GIVEN PASSAGE >>

Symbol r/min recommended by Wikipedia and some unknown Standards organizations looks good for me.

scala> 100.of[rpm].mkString
res1: String = 100 r/min

There are also other issues worth addressing:

1) Joule and newton metre (both derived from SI) share same backing expression. Do we want newton metre to be an alias for joule or a standalone unit? If so I vote for a standalone unit. joule and newton metre.

2) Do we want to have newton metre definied in the first place? Or should we convince everyone to write N × m everytime they need newton metre?

3) Scala prohibits use of some characters in type definition. Should we just use Nm or give up with such symbol (vide 2). In data sheets newton metre is often written as Nm, mNm..

type N⋅m = N × m // illegal name because of ⋅

4) What about containers for bounded and unbouned spans like -40...+100°C? Any plans? :)

5) Implicit conversions from one derived unit to another (kilo, milli, micro, nano etc.) take a lot of place, introduce noise and are prone to bugs from copying and pasting. Have you considered macros?

6) Is this project a good place for useful units like %, , , ppm and similar?

KarolS commented 10 years ago

The minor problem with r/min is that in current state of how mkString works it would require to define r as DefineUnit[_r], therefore making it equal to all units with symbol r.

In the very beginnings, DefineUnit took two parameters, one was used for comparison purposes, the second was used for mkString, but that could lead to equal units with different string representation.

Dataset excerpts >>
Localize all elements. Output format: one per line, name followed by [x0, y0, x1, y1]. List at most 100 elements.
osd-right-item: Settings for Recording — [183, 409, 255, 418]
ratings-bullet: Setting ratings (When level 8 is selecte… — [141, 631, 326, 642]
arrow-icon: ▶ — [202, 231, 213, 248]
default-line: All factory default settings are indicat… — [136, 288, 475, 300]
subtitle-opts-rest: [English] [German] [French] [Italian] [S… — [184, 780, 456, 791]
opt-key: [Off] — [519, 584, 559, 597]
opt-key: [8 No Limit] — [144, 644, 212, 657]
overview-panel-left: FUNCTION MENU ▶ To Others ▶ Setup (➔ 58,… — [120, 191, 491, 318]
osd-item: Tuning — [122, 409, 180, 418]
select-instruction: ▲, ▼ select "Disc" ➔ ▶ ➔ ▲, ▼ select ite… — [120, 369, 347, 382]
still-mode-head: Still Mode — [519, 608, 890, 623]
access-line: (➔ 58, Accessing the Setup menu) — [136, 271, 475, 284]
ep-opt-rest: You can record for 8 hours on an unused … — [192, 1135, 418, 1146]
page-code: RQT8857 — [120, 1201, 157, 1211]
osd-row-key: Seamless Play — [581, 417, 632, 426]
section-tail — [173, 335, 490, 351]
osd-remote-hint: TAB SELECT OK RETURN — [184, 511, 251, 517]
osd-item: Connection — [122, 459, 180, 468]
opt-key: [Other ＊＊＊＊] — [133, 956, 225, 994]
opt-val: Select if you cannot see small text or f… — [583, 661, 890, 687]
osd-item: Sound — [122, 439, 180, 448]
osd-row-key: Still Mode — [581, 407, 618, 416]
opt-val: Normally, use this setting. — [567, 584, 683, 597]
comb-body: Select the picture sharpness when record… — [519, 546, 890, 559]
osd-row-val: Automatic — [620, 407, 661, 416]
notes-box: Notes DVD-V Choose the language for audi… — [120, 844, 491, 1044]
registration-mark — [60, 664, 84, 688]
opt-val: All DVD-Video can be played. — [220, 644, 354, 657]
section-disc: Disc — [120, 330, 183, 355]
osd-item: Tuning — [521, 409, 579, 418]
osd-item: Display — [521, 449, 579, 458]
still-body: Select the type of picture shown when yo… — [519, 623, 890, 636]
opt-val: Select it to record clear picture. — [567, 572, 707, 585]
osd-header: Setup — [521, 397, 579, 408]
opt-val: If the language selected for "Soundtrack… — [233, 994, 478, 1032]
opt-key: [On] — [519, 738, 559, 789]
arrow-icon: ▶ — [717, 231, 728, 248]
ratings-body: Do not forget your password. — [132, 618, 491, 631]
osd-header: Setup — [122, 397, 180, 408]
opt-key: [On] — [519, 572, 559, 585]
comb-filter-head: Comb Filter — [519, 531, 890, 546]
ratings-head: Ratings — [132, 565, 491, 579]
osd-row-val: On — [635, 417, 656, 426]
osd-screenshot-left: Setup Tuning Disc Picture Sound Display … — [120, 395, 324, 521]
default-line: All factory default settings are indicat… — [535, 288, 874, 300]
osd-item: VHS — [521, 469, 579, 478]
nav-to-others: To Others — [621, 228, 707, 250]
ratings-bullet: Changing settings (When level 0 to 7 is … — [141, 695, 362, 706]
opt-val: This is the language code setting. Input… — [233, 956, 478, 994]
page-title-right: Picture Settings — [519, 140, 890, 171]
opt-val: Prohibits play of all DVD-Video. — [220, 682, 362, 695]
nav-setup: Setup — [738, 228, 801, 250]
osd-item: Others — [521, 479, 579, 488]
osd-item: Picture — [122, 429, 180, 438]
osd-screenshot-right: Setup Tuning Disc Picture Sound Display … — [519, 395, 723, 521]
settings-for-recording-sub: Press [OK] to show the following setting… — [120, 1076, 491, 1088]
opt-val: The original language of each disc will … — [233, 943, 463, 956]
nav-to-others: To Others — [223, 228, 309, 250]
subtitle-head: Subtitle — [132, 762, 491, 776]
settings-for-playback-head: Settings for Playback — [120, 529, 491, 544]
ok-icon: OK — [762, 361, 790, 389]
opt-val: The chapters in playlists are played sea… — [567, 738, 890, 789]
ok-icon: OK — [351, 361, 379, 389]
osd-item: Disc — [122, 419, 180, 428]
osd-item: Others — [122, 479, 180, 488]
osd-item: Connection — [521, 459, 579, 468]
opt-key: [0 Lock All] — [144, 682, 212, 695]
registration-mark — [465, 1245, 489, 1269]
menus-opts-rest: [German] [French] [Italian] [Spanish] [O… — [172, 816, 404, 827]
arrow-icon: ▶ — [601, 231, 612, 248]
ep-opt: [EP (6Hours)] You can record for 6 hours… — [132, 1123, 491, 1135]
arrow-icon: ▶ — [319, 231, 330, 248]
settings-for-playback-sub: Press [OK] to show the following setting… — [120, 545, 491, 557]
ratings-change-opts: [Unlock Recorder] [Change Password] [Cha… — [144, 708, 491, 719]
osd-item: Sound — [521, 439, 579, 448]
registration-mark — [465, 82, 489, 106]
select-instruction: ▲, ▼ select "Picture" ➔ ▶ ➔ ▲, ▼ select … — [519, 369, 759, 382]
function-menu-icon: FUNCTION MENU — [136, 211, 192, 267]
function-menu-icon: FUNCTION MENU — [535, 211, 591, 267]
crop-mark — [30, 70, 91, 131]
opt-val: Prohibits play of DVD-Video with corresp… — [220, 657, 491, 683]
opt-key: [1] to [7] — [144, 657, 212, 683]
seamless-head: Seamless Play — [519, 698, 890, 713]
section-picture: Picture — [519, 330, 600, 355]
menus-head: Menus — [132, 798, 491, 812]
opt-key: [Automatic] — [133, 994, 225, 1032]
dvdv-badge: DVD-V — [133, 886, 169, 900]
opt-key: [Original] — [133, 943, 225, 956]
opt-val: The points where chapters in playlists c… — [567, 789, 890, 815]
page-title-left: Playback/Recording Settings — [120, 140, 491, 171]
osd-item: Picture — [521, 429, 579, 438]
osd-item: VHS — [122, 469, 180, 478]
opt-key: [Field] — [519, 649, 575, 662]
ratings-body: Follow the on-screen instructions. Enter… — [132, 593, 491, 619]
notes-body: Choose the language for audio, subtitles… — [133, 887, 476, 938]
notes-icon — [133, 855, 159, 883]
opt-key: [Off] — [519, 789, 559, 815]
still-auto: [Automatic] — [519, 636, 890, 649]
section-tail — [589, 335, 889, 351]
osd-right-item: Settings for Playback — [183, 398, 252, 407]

WORK REQUEST 1 >> Reproduce the stretch of the Scala units discussion from "KarolS commented 10" through "different string representation." verbatim.
WORK REQUEST 2 >> In the Scala units discussion, list every unit prefix named in the point about implicit conversions between derived units.

TASK SOLUTION 1 >>
KarolS commented 10 years ago

The minor problem with r/min is that in current state of how mkString works it would require to define r as DefineUnit[_r], therefore making it equal to all units with symbol r.

In the very beginnings, DefineUnit took two parameters, one was used for comparison purposes, the second was used for mkString, but that could lead to equal units with different string representation.

TASK SOLUTION 2 >>
kilo
milli
micro
nano